Spatial annotation items
◇ ◇ ◇ ◇

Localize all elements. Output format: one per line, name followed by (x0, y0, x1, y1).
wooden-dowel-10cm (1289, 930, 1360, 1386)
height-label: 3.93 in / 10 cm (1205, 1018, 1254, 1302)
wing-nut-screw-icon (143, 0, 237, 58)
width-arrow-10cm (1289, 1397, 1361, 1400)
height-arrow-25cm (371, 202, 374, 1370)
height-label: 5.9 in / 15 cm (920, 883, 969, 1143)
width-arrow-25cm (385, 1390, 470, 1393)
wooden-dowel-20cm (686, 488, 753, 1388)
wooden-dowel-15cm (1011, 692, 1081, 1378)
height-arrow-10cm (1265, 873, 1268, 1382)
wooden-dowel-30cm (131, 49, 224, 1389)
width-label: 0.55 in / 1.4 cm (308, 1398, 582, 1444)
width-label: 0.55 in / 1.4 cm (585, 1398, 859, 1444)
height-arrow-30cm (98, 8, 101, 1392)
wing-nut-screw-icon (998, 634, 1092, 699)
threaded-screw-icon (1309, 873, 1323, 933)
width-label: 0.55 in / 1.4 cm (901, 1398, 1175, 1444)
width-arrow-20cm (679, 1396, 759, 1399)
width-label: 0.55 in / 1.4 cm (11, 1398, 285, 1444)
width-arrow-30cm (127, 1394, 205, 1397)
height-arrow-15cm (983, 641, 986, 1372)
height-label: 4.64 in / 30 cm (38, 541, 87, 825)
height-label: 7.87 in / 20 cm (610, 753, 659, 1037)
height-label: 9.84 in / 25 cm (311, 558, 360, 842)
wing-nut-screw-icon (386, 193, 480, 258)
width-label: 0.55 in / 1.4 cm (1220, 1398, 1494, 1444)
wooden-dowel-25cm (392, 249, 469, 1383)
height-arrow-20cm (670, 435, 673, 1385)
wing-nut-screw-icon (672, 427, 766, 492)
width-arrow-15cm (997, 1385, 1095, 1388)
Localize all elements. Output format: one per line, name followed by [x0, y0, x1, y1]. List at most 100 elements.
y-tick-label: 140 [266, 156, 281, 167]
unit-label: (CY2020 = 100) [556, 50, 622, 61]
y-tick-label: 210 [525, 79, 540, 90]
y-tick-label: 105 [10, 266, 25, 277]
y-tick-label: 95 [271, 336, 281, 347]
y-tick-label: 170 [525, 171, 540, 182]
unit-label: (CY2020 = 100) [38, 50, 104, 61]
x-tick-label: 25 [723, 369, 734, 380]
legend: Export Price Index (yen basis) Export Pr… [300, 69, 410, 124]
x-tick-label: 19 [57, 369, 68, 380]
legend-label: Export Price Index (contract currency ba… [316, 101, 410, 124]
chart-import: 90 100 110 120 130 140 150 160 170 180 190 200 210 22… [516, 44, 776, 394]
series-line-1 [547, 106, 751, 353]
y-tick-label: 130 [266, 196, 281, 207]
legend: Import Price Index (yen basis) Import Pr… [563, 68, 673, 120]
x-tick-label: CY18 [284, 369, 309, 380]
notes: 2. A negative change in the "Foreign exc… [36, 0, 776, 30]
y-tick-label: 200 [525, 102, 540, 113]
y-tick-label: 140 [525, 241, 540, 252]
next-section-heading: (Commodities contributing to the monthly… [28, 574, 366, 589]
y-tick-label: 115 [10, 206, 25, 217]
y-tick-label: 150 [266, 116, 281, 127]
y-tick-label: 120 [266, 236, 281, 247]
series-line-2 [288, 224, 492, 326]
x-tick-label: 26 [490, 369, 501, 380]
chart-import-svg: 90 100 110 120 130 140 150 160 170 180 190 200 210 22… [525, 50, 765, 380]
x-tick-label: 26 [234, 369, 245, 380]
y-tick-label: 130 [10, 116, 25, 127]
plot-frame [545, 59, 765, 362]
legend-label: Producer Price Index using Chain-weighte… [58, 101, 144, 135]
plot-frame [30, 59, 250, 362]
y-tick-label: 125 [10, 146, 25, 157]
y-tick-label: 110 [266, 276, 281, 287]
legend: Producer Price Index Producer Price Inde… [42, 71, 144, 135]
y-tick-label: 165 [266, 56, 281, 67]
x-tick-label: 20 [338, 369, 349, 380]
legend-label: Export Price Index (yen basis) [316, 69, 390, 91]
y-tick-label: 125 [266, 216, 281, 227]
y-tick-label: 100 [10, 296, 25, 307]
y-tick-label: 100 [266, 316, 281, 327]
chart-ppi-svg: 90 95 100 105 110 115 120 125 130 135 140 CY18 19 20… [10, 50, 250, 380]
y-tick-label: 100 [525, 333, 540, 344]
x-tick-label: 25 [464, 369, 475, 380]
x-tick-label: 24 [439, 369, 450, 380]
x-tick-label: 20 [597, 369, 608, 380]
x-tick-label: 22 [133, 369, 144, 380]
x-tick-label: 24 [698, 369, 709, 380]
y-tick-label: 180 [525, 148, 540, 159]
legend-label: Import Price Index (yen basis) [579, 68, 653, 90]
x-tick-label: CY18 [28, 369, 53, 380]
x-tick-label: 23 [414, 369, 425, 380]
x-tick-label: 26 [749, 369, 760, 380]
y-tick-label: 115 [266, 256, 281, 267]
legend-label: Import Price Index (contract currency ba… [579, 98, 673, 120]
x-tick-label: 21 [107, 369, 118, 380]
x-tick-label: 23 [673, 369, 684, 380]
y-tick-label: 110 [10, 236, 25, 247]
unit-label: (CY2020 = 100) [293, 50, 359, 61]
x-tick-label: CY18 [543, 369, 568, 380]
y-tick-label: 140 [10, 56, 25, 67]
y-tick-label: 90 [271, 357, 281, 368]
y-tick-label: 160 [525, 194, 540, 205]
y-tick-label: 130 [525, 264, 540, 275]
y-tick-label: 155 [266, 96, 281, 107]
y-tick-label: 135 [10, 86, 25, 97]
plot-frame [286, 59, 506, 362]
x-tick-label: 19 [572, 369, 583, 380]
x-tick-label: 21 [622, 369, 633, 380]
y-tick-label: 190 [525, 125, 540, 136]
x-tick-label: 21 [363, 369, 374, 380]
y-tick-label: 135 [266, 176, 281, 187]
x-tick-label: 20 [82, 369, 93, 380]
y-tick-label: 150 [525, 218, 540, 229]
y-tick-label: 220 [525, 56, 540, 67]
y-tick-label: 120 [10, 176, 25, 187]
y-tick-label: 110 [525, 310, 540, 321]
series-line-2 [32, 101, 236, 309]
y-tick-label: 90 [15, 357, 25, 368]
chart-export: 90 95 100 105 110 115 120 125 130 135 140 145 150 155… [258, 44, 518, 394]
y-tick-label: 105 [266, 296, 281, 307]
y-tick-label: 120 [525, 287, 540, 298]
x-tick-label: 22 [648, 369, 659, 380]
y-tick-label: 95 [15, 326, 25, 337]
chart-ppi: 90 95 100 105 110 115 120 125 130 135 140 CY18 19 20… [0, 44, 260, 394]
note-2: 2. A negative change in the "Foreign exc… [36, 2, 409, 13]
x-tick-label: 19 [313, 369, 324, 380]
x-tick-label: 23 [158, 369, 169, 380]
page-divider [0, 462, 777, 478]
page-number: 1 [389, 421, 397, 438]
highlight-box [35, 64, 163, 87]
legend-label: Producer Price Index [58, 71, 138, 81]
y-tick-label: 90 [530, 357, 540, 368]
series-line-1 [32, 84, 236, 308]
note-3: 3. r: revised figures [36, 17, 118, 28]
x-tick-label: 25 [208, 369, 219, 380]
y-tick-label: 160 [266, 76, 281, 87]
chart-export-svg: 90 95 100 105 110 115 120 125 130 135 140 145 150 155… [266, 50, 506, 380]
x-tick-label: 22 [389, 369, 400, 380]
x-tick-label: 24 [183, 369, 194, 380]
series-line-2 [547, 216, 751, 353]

◇ ◇ ◇ ◇

● Aim of the task
Copy every item above word for word, keeping each line and its numbers as they appear.

● Response to the exercise
Localize all elements. Output format: one per line, name followed by (x0, y0, x1, y1).
wooden-dowel-10cm (1289, 930, 1360, 1386)
height-label: 3.93 in / 10 cm (1205, 1018, 1254, 1302)
wing-nut-screw-icon (143, 0, 237, 58)
width-arrow-10cm (1289, 1397, 1361, 1400)
height-arrow-25cm (371, 202, 374, 1370)
height-label: 5.9 in / 15 cm (920, 883, 969, 1143)
width-arrow-25cm (385, 1390, 470, 1393)
wooden-dowel-20cm (686, 488, 753, 1388)
wooden-dowel-15cm (1011, 692, 1081, 1378)
height-arrow-10cm (1265, 873, 1268, 1382)
wooden-dowel-30cm (131, 49, 224, 1389)
width-label: 0.55 in / 1.4 cm (308, 1398, 582, 1444)
width-label: 0.55 in / 1.4 cm (585, 1398, 859, 1444)
height-arrow-30cm (98, 8, 101, 1392)
wing-nut-screw-icon (998, 634, 1092, 699)
threaded-screw-icon (1309, 873, 1323, 933)
width-label: 0.55 in / 1.4 cm (901, 1398, 1175, 1444)
width-arrow-20cm (679, 1396, 759, 1399)
width-label: 0.55 in / 1.4 cm (11, 1398, 285, 1444)
width-arrow-30cm (127, 1394, 205, 1397)
height-arrow-15cm (983, 641, 986, 1372)
height-label: 4.64 in / 30 cm (38, 541, 87, 825)
height-label: 7.87 in / 20 cm (610, 753, 659, 1037)
height-label: 9.84 in / 25 cm (311, 558, 360, 842)
wing-nut-screw-icon (386, 193, 480, 258)
width-label: 0.55 in / 1.4 cm (1220, 1398, 1494, 1444)
wooden-dowel-25cm (392, 249, 469, 1383)
height-arrow-20cm (670, 435, 673, 1385)
wing-nut-screw-icon (672, 427, 766, 492)
width-arrow-15cm (997, 1385, 1095, 1388)
Localize all elements. Output format: one per line, name followed by [x0, y0, x1, y1]. List at most 100 elements.
y-tick-label: 140 [266, 156, 281, 167]
unit-label: (CY2020 = 100) [556, 50, 622, 61]
y-tick-label: 210 [525, 79, 540, 90]
y-tick-label: 105 [10, 266, 25, 277]
y-tick-label: 95 [271, 336, 281, 347]
y-tick-label: 170 [525, 171, 540, 182]
unit-label: (CY2020 = 100) [38, 50, 104, 61]
x-tick-label: 25 [723, 369, 734, 380]
legend: Export Price Index (yen basis) Export Pr… [300, 69, 410, 124]
x-tick-label: 19 [57, 369, 68, 380]
legend-label: Export Price Index (contract currency ba… [316, 101, 410, 124]
chart-import: 90 100 110 120 130 140 150 160 170 180 190 200 210 22… [516, 44, 776, 394]
series-line-1 [547, 106, 751, 353]
y-tick-label: 130 [266, 196, 281, 207]
legend: Import Price Index (yen basis) Import Pr… [563, 68, 673, 120]
x-tick-label: CY18 [284, 369, 309, 380]
notes: 2. A negative change in the "Foreign exc… [36, 0, 776, 30]
y-tick-label: 200 [525, 102, 540, 113]
y-tick-label: 140 [525, 241, 540, 252]
next-section-heading: (Commodities contributing to the monthly… [28, 574, 366, 589]
y-tick-label: 115 [10, 206, 25, 217]
y-tick-label: 150 [266, 116, 281, 127]
y-tick-label: 120 [266, 236, 281, 247]
series-line-2 [288, 224, 492, 326]
x-tick-label: 26 [490, 369, 501, 380]
chart-import-svg: 90 100 110 120 130 140 150 160 170 180 190 200 210 22… [525, 50, 765, 380]
x-tick-label: 26 [234, 369, 245, 380]
y-tick-label: 130 [10, 116, 25, 127]
plot-frame [545, 59, 765, 362]
legend-label: Producer Price Index using Chain-weighte… [58, 101, 144, 135]
plot-frame [30, 59, 250, 362]
y-tick-label: 125 [10, 146, 25, 157]
y-tick-label: 110 [266, 276, 281, 287]
legend: Producer Price Index Producer Price Inde… [42, 71, 144, 135]
y-tick-label: 165 [266, 56, 281, 67]
x-tick-label: 20 [338, 369, 349, 380]
legend-label: Export Price Index (yen basis) [316, 69, 390, 91]
y-tick-label: 125 [266, 216, 281, 227]
y-tick-label: 100 [10, 296, 25, 307]
y-tick-label: 100 [266, 316, 281, 327]
chart-ppi-svg: 90 95 100 105 110 115 120 125 130 135 140 CY18 19 20… [10, 50, 250, 380]
y-tick-label: 100 [525, 333, 540, 344]
x-tick-label: 25 [464, 369, 475, 380]
x-tick-label: 24 [439, 369, 450, 380]
x-tick-label: 20 [597, 369, 608, 380]
x-tick-label: 22 [133, 369, 144, 380]
x-tick-label: 24 [698, 369, 709, 380]
y-tick-label: 180 [525, 148, 540, 159]
legend-label: Import Price Index (yen basis) [579, 68, 653, 90]
x-tick-label: CY18 [28, 369, 53, 380]
x-tick-label: 23 [414, 369, 425, 380]
x-tick-label: 26 [749, 369, 760, 380]
y-tick-label: 115 [266, 256, 281, 267]
legend-label: Import Price Index (contract currency ba… [579, 98, 673, 120]
x-tick-label: 21 [107, 369, 118, 380]
x-tick-label: 23 [673, 369, 684, 380]
y-tick-label: 110 [10, 236, 25, 247]
unit-label: (CY2020 = 100) [293, 50, 359, 61]
x-tick-label: CY18 [543, 369, 568, 380]
y-tick-label: 140 [10, 56, 25, 67]
y-tick-label: 90 [271, 357, 281, 368]
y-tick-label: 160 [525, 194, 540, 205]
y-tick-label: 130 [525, 264, 540, 275]
y-tick-label: 155 [266, 96, 281, 107]
y-tick-label: 135 [10, 86, 25, 97]
plot-frame [286, 59, 506, 362]
x-tick-label: 19 [572, 369, 583, 380]
x-tick-label: 21 [622, 369, 633, 380]
y-tick-label: 190 [525, 125, 540, 136]
x-tick-label: 21 [363, 369, 374, 380]
y-tick-label: 135 [266, 176, 281, 187]
x-tick-label: 20 [82, 369, 93, 380]
y-tick-label: 150 [525, 218, 540, 229]
y-tick-label: 220 [525, 56, 540, 67]
y-tick-label: 120 [10, 176, 25, 187]
y-tick-label: 110 [525, 310, 540, 321]
series-line-2 [32, 101, 236, 309]
y-tick-label: 90 [15, 357, 25, 368]
chart-export: 90 95 100 105 110 115 120 125 130 135 140 145 150 155… [258, 44, 518, 394]
y-tick-label: 105 [266, 296, 281, 307]
y-tick-label: 120 [525, 287, 540, 298]
x-tick-label: 22 [648, 369, 659, 380]
y-tick-label: 95 [15, 326, 25, 337]
chart-ppi: 90 95 100 105 110 115 120 125 130 135 140 CY18 19 20… [0, 44, 260, 394]
note-2: 2. A negative change in the "Foreign exc… [36, 2, 409, 13]
x-tick-label: 19 [313, 369, 324, 380]
x-tick-label: 23 [158, 369, 169, 380]
page-divider [0, 462, 777, 478]
page-number: 1 [389, 421, 397, 438]
highlight-box [35, 64, 163, 87]
legend-label: Producer Price Index [58, 71, 138, 81]
y-tick-label: 90 [530, 357, 540, 368]
series-line-1 [32, 84, 236, 308]
note-3: 3. r: revised figures [36, 17, 118, 28]
x-tick-label: 25 [208, 369, 219, 380]
y-tick-label: 160 [266, 76, 281, 87]
chart-export-svg: 90 95 100 105 110 115 120 125 130 135 140 145 150 155… [266, 50, 506, 380]
x-tick-label: 22 [389, 369, 400, 380]
x-tick-label: 24 [183, 369, 194, 380]
series-line-2 [547, 216, 751, 353]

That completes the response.